▸ **Objective**: Copy the full set of lines exactly as given.

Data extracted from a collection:
------------------------------------

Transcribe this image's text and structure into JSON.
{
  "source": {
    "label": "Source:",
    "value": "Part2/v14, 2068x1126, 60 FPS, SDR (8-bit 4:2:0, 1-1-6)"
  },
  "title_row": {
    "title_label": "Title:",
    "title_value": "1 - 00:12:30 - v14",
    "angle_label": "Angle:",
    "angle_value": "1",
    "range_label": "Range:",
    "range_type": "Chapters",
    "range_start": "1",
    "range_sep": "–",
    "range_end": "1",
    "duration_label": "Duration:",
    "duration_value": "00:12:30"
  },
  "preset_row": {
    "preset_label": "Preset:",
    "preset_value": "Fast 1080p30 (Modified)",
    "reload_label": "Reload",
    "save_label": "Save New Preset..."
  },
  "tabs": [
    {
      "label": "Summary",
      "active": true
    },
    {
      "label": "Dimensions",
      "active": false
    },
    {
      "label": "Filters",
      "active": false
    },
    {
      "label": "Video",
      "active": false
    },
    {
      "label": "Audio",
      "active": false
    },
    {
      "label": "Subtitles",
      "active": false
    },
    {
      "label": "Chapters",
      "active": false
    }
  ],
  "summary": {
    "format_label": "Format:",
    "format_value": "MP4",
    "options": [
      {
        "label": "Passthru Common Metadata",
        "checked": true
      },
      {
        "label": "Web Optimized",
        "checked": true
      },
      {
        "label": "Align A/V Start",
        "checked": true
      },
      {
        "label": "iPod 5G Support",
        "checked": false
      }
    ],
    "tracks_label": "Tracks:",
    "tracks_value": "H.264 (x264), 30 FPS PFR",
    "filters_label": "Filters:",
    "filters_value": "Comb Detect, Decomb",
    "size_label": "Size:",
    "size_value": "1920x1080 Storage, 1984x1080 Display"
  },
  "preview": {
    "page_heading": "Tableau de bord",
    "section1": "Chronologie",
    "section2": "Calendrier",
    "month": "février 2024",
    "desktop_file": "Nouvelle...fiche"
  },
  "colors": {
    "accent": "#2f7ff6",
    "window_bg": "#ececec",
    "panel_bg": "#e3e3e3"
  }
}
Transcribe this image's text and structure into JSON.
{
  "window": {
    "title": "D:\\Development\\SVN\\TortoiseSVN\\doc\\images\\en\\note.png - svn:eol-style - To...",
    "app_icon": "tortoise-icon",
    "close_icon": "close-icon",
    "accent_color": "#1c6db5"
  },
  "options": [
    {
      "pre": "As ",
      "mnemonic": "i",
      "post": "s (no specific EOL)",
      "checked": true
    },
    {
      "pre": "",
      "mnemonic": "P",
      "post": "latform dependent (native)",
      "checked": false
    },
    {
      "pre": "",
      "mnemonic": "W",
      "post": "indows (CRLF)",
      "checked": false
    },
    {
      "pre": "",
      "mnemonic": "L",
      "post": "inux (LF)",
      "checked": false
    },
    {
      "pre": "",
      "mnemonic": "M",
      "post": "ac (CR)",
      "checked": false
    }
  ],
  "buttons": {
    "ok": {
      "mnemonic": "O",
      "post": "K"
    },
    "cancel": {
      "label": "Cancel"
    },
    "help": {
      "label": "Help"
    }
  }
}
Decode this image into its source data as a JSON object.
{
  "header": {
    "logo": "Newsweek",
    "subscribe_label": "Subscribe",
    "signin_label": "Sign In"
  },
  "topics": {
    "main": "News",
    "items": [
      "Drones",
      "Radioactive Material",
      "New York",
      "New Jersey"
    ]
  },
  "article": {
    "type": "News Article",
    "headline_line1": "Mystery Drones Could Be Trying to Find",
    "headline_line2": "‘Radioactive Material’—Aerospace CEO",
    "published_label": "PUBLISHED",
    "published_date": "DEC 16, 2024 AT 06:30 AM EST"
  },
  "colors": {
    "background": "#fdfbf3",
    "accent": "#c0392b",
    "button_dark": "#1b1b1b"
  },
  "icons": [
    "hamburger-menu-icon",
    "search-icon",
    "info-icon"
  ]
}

------------------------------------

▸ **Expected output**:
Transcribe this image's text and structure into JSON.
{
  "source": {
    "label": "Source:",
    "value": "Part2/v14, 2068x1126, 60 FPS, SDR (8-bit 4:2:0, 1-1-6)"
  },
  "title_row": {
    "title_label": "Title:",
    "title_value": "1 - 00:12:30 - v14",
    "angle_label": "Angle:",
    "angle_value": "1",
    "range_label": "Range:",
    "range_type": "Chapters",
    "range_start": "1",
    "range_sep": "–",
    "range_end": "1",
    "duration_label": "Duration:",
    "duration_value": "00:12:30"
  },
  "preset_row": {
    "preset_label": "Preset:",
    "preset_value": "Fast 1080p30 (Modified)",
    "reload_label": "Reload",
    "save_label": "Save New Preset..."
  },
  "tabs": [
    {
      "label": "Summary",
      "active": true
    },
    {
      "label": "Dimensions",
      "active": false
    },
    {
      "label": "Filters",
      "active": false
    },
    {
      "label": "Video",
      "active": false
    },
    {
      "label": "Audio",
      "active": false
    },
    {
      "label": "Subtitles",
      "active": false
    },
    {
      "label": "Chapters",
      "active": false
    }
  ],
  "summary": {
    "format_label": "Format:",
    "format_value": "MP4",
    "options": [
      {
        "label": "Passthru Common Metadata",
        "checked": true
      },
      {
        "label": "Web Optimized",
        "checked": true
      },
      {
        "label": "Align A/V Start",
        "checked": true
      },
      {
        "label": "iPod 5G Support",
        "checked": false
      }
    ],
    "tracks_label": "Tracks:",
    "tracks_value": "H.264 (x264), 30 FPS PFR",
    "filters_label": "Filters:",
    "filters_value": "Comb Detect, Decomb",
    "size_label": "Size:",
    "size_value": "1920x1080 Storage, 1984x1080 Display"
  },
  "preview": {
    "page_heading": "Tableau de bord",
    "section1": "Chronologie",
    "section2": "Calendrier",
    "month": "février 2024",
    "desktop_file": "Nouvelle...fiche"
  },
  "colors": {
    "accent": "#2f7ff6",
    "window_bg": "#ececec",
    "panel_bg": "#e3e3e3"
  }
}
Transcribe this image's text and structure into JSON.
{
  "window": {
    "title": "D:\\Development\\SVN\\TortoiseSVN\\doc\\images\\en\\note.png - svn:eol-style - To...",
    "app_icon": "tortoise-icon",
    "close_icon": "close-icon",
    "accent_color": "#1c6db5"
  },
  "options": [
    {
      "pre": "As ",
      "mnemonic": "i",
      "post": "s (no specific EOL)",
      "checked": true
    },
    {
      "pre": "",
      "mnemonic": "P",
      "post": "latform dependent (native)",
      "checked": false
    },
    {
      "pre": "",
      "mnemonic": "W",
      "post": "indows (CRLF)",
      "checked": false
    },
    {
      "pre": "",
      "mnemonic": "L",
      "post": "inux (LF)",
      "checked": false
    },
    {
      "pre": "",
      "mnemonic": "M",
      "post": "ac (CR)",
      "checked": false
    }
  ],
  "buttons": {
    "ok": {
      "mnemonic": "O",
      "post": "K"
    },
    "cancel": {
      "label": "Cancel"
    },
    "help": {
      "label": "Help"
    }
  }
}
Decode this image into its source data as a JSON object.
{
  "header": {
    "logo": "Newsweek",
    "subscribe_label": "Subscribe",
    "signin_label": "Sign In"
  },
  "topics": {
    "main": "News",
    "items": [
      "Drones",
      "Radioactive Material",
      "New York",
      "New Jersey"
    ]
  },
  "article": {
    "type": "News Article",
    "headline_line1": "Mystery Drones Could Be Trying to Find",
    "headline_line2": "‘Radioactive Material’—Aerospace CEO",
    "published_label": "PUBLISHED",
    "published_date": "DEC 16, 2024 AT 06:30 AM EST"
  },
  "colors": {
    "background": "#fdfbf3",
    "accent": "#c0392b",
    "button_dark": "#1b1b1b"
  },
  "icons": [
    "hamburger-menu-icon",
    "search-icon",
    "info-icon"
  ]
}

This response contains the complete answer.